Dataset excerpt
● ● ● ● ● ● ●
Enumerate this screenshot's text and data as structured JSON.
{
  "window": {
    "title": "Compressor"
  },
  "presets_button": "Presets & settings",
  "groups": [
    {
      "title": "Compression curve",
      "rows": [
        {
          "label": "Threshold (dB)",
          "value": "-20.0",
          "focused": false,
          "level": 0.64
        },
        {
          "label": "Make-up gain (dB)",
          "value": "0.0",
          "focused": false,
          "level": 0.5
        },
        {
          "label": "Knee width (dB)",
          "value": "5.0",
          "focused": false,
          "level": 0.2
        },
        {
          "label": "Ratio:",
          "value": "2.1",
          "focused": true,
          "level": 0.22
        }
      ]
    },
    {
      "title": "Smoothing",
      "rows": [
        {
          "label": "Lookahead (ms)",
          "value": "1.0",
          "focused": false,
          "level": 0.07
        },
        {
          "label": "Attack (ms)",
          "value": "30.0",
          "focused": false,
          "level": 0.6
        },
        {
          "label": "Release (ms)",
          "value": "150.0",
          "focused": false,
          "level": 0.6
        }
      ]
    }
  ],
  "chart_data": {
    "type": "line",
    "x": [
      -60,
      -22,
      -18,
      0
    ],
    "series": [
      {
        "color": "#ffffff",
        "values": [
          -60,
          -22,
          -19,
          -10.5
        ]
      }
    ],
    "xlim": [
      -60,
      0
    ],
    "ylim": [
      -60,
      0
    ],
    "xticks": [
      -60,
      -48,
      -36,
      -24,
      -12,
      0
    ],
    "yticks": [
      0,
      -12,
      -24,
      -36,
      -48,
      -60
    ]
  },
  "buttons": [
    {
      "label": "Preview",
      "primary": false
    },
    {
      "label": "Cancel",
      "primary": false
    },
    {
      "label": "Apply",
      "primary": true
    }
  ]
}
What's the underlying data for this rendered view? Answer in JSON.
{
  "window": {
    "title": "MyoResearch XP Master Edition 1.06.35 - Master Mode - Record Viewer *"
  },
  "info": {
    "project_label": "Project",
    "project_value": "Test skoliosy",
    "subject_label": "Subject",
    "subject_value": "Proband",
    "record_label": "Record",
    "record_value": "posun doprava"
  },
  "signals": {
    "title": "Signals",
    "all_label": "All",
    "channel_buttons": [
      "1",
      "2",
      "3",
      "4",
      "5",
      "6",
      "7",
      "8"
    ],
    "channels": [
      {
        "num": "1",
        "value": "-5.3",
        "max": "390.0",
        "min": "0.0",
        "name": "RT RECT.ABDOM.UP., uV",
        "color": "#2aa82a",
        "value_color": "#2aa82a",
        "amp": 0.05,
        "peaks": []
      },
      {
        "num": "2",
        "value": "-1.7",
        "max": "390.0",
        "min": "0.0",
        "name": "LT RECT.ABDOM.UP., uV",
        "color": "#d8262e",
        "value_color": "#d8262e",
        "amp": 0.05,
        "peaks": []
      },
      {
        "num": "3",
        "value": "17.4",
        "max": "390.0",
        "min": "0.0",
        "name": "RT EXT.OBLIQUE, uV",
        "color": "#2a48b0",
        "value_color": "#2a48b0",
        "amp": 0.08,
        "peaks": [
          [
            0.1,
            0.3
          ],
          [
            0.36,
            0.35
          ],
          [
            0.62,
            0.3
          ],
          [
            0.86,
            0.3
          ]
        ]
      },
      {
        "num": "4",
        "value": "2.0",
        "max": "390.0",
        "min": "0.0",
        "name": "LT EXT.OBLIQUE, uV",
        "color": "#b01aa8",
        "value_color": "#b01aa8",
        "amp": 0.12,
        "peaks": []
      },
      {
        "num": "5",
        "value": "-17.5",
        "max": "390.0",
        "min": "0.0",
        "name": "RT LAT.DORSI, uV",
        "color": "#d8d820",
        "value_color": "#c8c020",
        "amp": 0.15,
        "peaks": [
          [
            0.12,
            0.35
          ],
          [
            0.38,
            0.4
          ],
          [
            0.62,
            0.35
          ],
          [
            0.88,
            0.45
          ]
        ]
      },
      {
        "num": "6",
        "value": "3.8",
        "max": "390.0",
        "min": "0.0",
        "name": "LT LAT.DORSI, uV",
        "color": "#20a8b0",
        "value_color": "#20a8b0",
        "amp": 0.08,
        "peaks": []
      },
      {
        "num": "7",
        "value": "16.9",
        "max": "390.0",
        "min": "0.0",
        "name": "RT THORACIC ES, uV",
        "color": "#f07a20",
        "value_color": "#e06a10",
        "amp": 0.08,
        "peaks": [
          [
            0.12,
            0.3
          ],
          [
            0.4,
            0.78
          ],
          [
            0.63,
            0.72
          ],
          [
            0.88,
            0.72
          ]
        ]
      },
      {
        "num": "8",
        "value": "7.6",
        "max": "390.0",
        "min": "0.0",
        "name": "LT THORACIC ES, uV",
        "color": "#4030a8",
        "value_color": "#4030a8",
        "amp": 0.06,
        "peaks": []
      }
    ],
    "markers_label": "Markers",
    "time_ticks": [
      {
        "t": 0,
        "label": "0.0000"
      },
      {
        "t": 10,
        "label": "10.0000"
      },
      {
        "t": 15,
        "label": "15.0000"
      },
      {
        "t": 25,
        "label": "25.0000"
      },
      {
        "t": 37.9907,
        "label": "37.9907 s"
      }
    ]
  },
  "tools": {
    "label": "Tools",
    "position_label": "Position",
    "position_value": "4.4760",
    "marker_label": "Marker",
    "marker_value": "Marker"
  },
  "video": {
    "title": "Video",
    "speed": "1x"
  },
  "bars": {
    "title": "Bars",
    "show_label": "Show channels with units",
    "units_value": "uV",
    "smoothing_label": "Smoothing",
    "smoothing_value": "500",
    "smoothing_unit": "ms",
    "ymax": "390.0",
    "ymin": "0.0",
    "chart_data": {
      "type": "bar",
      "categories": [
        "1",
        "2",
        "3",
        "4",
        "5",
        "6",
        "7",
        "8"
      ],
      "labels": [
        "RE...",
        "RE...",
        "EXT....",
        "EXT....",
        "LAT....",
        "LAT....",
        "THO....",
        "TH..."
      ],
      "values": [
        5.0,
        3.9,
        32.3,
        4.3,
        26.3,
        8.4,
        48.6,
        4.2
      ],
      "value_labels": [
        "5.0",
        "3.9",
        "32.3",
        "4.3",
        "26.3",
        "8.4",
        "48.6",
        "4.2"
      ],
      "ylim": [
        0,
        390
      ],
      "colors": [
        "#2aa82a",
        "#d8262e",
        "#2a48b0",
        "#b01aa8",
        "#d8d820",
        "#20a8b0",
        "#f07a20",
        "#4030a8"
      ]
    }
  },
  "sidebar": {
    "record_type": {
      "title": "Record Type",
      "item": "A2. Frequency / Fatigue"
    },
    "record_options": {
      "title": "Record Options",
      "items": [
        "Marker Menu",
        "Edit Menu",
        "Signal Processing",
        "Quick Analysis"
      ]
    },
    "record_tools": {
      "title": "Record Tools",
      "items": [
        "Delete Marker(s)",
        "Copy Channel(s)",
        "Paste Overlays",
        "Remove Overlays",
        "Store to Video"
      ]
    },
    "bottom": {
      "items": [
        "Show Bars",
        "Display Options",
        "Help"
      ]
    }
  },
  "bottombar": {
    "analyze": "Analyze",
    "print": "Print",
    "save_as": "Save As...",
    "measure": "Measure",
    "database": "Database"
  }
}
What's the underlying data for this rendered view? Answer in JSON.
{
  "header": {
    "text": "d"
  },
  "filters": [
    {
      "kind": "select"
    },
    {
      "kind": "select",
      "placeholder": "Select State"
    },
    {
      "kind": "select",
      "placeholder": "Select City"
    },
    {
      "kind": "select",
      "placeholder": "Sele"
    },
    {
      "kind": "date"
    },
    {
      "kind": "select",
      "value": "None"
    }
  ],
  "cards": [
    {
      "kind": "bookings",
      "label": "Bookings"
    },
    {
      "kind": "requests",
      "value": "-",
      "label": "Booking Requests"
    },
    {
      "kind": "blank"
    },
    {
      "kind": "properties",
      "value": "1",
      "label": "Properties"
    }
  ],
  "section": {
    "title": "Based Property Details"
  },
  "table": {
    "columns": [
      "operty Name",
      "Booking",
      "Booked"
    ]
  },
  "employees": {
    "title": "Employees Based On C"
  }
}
● ● ● ● ● ● ●
Brief: Filter the entries down to the lines with the word "kind" in them.

Result of the task:
      "kind": "select"
      "kind": "select",
      "kind": "select",
      "kind": "select",
      "kind": "date"
      "kind": "select",
      "kind": "bookings",
      "kind": "requests",
      "kind": "blank"
      "kind": "properties",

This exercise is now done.